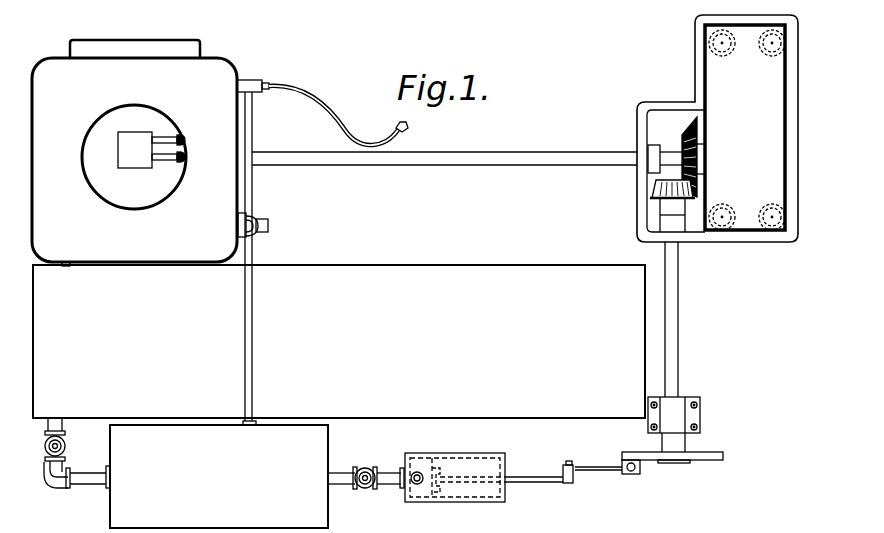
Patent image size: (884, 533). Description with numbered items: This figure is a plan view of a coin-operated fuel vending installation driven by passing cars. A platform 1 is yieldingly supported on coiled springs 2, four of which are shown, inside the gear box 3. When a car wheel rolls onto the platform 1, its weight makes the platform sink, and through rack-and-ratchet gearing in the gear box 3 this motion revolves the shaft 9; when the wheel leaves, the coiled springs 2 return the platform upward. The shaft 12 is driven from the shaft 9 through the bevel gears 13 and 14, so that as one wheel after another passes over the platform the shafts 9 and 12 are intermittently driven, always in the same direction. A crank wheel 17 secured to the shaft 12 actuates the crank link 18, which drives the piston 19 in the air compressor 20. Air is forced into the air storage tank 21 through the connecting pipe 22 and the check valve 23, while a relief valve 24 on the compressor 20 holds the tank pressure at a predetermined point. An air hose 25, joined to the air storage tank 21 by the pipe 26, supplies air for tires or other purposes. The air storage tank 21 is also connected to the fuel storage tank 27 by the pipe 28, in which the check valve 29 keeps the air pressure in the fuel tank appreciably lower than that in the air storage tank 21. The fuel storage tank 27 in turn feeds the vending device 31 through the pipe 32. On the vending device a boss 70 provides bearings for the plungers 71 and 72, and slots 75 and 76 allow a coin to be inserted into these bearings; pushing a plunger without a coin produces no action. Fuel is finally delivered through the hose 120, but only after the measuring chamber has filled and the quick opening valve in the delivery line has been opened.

The platform 1 is at (745, 127).
The coiled springs 2 is at (770, 50).
The gear box 3 is at (755, 243).
The shaft 9 is at (539, 152).
The shaft 12 is at (674, 322).
The bevel gear 13 is at (685, 130).
The bevel gear 14 is at (654, 187).
The crank wheel 17 is at (716, 459).
The crank link 18 is at (577, 466).
The piston 19 is at (435, 467).
The air compressor 20 is at (471, 490).
The air storage tank 21 is at (219, 476).
The connecting pipe 22 is at (387, 474).
The check valve 23 is at (366, 489).
The relief valve 24 is at (414, 484).
The air hose 25 is at (321, 120).
The pipe 26 is at (253, 315).
The fuel storage tank 27 is at (339, 341).
The pipe 28 is at (96, 477).
The check valve 29 is at (66, 442).
The vending device 31 is at (134, 151).
The pipe 32 is at (70, 270).
The boss 70 is at (155, 139).
The plunger 71 is at (184, 139).
The plunger 72 is at (185, 159).
The slot 75 is at (171, 138).
The slot 76 is at (173, 162).
The hose 120 is at (268, 222).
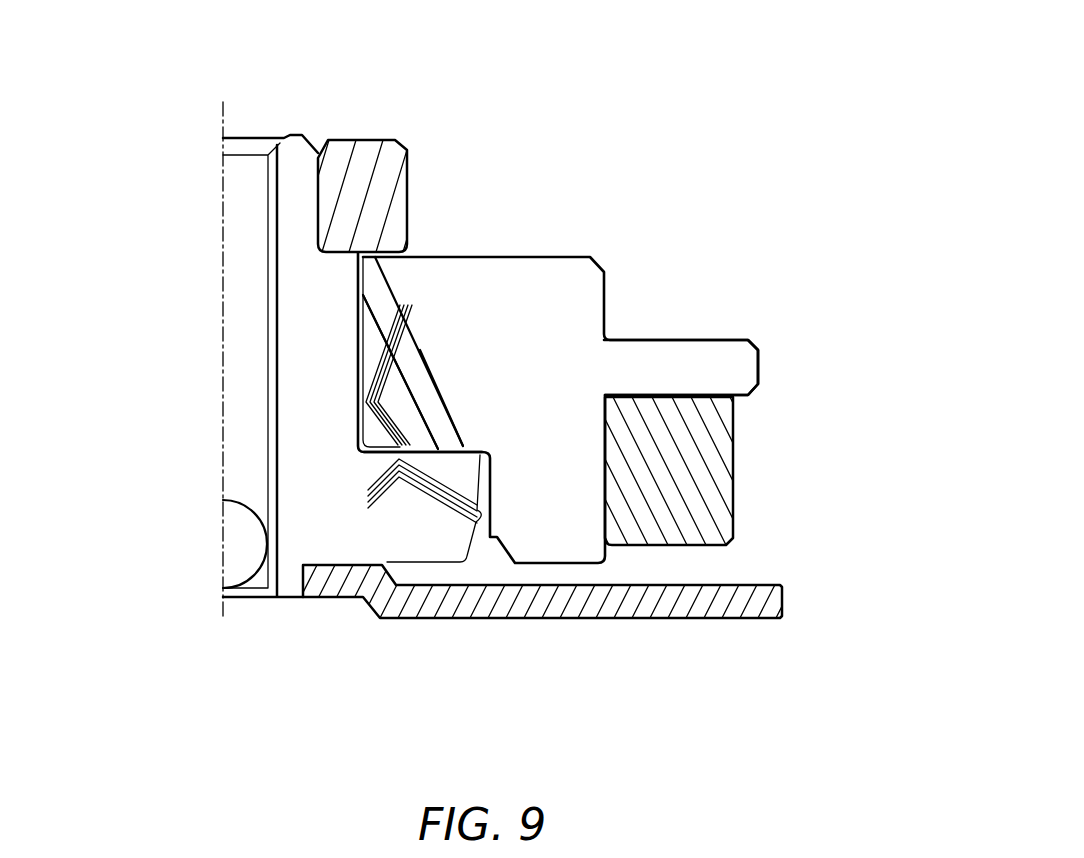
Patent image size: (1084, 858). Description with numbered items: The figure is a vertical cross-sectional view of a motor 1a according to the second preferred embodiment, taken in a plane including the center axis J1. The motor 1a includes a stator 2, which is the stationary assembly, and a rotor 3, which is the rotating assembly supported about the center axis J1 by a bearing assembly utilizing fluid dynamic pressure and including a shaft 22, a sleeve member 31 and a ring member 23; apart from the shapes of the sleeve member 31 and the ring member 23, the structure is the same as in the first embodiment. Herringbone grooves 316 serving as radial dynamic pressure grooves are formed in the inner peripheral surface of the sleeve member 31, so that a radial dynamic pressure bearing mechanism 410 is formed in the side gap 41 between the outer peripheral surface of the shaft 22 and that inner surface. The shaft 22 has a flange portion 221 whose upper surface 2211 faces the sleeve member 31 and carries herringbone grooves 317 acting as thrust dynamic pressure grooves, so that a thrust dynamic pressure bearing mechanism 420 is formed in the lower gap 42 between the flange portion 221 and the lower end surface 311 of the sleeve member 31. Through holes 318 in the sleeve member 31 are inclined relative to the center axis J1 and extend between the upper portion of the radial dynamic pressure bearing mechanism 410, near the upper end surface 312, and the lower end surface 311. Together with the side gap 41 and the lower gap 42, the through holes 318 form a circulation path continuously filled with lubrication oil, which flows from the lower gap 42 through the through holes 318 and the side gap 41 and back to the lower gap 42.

The motor 1a is at (120, 55).
The center axis J1 is at (222, 115).
The stator 2 is at (276, 667).
The shaft 22 is at (290, 137).
The ring member 23 is at (383, 142).
The flange portion 221 is at (395, 523).
The upper surface 2211 is at (473, 442).
The rotor 3 is at (751, 180).
The sleeve member 31 is at (723, 340).
The upper end surface 312 is at (528, 245).
The lower end surface 311 is at (425, 467).
The herringbone grooves 316 is at (401, 392).
The herringbone grooves 317 is at (366, 458).
The through holes 318 is at (397, 302).
The radial dynamic pressure bearing mechanism 410 is at (129, 238).
The side gap 41 is at (351, 289).
The thrust dynamic pressure bearing mechanism 420 is at (464, 704).
The lower gap 42 is at (448, 467).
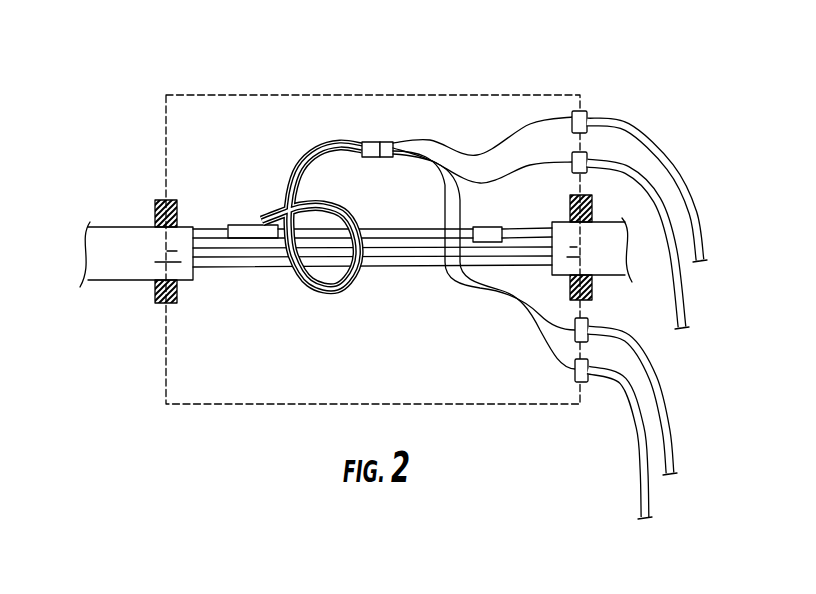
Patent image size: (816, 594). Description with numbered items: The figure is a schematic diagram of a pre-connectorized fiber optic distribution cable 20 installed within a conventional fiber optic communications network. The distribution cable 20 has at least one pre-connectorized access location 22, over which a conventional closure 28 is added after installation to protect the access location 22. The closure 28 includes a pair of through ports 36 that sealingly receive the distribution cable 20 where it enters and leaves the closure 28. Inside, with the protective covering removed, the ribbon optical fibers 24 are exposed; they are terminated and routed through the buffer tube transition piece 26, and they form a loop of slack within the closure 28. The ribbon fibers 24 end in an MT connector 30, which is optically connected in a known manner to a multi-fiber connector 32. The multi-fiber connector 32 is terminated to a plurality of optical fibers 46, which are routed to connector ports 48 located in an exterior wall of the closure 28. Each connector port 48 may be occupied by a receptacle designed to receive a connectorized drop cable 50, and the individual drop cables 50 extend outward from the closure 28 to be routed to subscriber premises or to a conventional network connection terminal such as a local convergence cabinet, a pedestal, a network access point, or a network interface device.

The fiber optic distribution cable 20 is at (99, 226).
The pre-connectorized access location 22 is at (577, 83).
The ribbon optical fibers 24 is at (300, 160).
The buffer tube transition piece 26 is at (235, 226).
The closure 28 is at (580, 97).
The MT connector 30 is at (386, 142).
The multi-fiber connector 32 is at (395, 142).
The through ports 36 is at (155, 208).
The optical fibers 46 is at (483, 150).
The connector ports 48 is at (585, 110).
The drop cables 50 is at (670, 147).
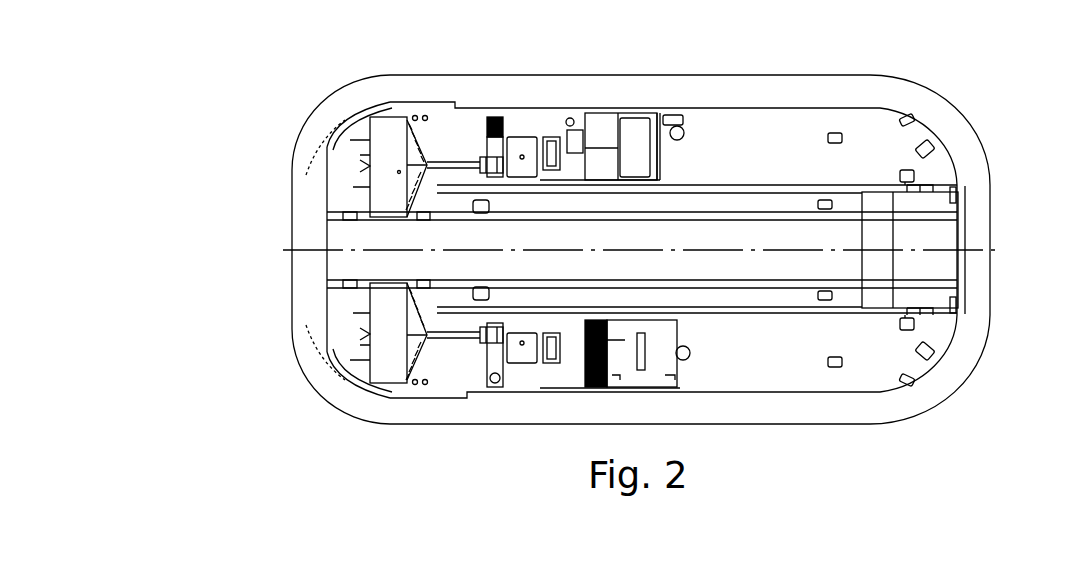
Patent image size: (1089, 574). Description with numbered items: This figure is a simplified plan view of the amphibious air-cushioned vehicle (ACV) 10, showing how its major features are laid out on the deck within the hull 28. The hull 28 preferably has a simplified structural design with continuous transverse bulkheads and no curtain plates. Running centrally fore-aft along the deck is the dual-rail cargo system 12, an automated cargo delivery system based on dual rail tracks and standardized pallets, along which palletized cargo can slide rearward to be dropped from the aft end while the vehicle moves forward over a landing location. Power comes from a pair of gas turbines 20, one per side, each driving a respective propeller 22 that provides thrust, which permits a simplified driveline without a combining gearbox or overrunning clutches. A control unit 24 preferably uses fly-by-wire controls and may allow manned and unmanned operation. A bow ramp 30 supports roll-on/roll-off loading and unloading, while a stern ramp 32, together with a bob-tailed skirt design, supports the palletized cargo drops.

The amphibious air-cushioned vehicle (ACV) 10 is at (232, 128).
The dual-rail cargo system 12 is at (790, 226).
The gas turbine 20 is at (523, 143).
The propeller 22 is at (385, 143).
The control unit 24 is at (727, 128).
The hull 28 is at (300, 322).
The bow ramp 30 is at (947, 275).
The stern ramp 32 is at (352, 240).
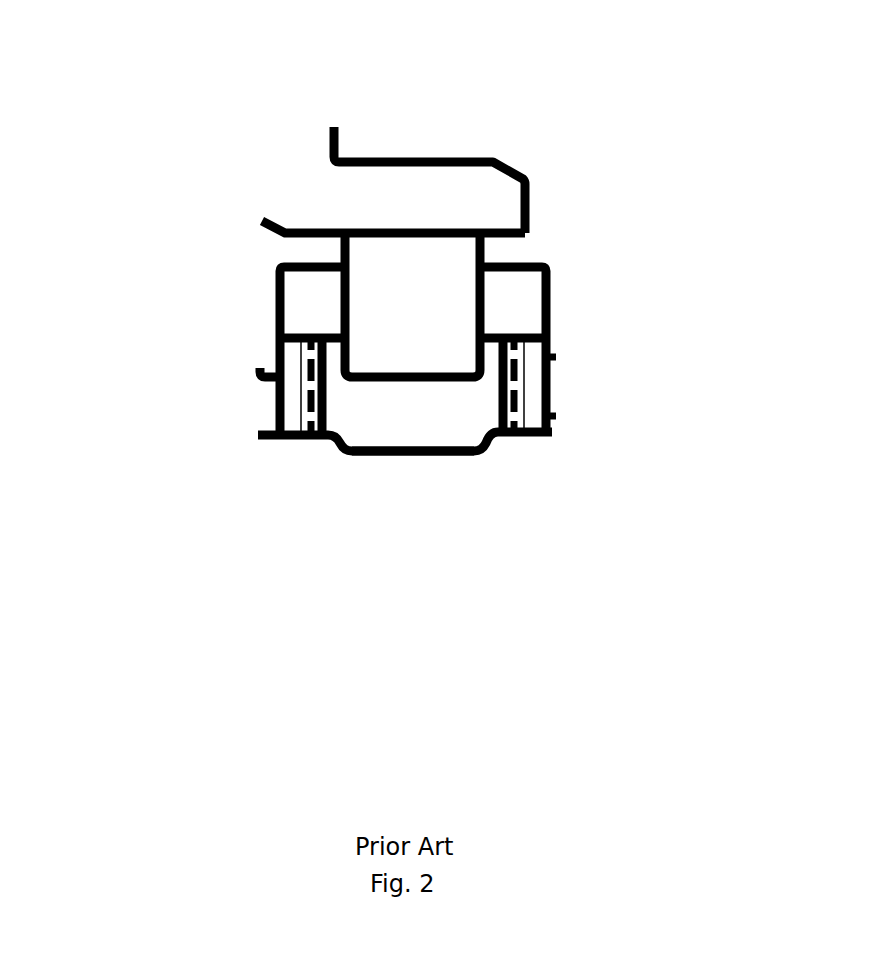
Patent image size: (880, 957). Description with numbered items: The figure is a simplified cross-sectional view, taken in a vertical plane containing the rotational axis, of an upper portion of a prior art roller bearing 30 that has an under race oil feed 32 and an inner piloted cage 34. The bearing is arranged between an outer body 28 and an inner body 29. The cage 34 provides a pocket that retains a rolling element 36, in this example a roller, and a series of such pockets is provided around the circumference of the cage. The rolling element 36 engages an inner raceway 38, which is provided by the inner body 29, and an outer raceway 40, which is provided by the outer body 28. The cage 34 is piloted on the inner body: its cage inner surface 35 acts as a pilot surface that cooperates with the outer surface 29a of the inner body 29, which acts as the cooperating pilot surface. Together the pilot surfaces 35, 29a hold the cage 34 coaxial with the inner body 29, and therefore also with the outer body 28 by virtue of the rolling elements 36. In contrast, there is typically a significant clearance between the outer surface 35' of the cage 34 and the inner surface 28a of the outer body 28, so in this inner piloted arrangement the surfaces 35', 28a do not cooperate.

The outer body 28 is at (500, 187).
The inner surface of the outer body 28a is at (280, 242).
The inner body 29 is at (358, 410).
The outer surface of the inner body 29a is at (311, 386).
The roller bearing 30 is at (243, 323).
The under race oil feed 32 is at (508, 447).
The inner piloted cage 34 is at (515, 296).
The cage inner surface 35 is at (608, 367).
The outer surface of cage 35' is at (213, 350).
The rolling element 36 is at (410, 298).
The inner raceway 38 is at (472, 387).
The outer raceway 40 is at (378, 226).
--------------------
**PROBLEM TO WORK ON**. List every line in the listing above that contains the word "body", copying each such line in full. Matching is case-sensitive.

**RESULT OF THIS TASK**.
Patent image size: (880, 957). Description with numbered items: The figure is a simplified cross-sectional view, taken in a vertical plane containing the rotational axis, of an upper portion of a prior art roller bearing 30 that has an under race oil feed 32 and an inner piloted cage 34. The bearing is arranged between an outer body 28 and an inner body 29. The cage 34 provides a pocket that retains a rolling element 36, in this example a roller, and a series of such pockets is provided around the circumference of the cage. The rolling element 36 engages an inner raceway 38, which is provided by the inner body 29, and an outer raceway 40, which is provided by the outer body 28. The cage 34 is piloted on the inner body: its cage inner surface 35 acts as a pilot surface that cooperates with the outer surface 29a of the inner body 29, which acts as the cooperating pilot surface. Together the pilot surfaces 35, 29a hold the cage 34 coaxial with the inner body 29, and therefore also with the outer body 28 by virtue of the rolling elements 36. In contrast, there is typically a significant clearance between the outer surface 35' of the cage 34 and the inner surface 28a of the outer body 28, so in this inner piloted arrangement the surfaces 35', 28a do not cooperate.
The outer body 28 is at (500, 187).
The inner surface of the outer body 28a is at (280, 242).
The inner body 29 is at (358, 410).
The outer surface of the inner body 29a is at (311, 386).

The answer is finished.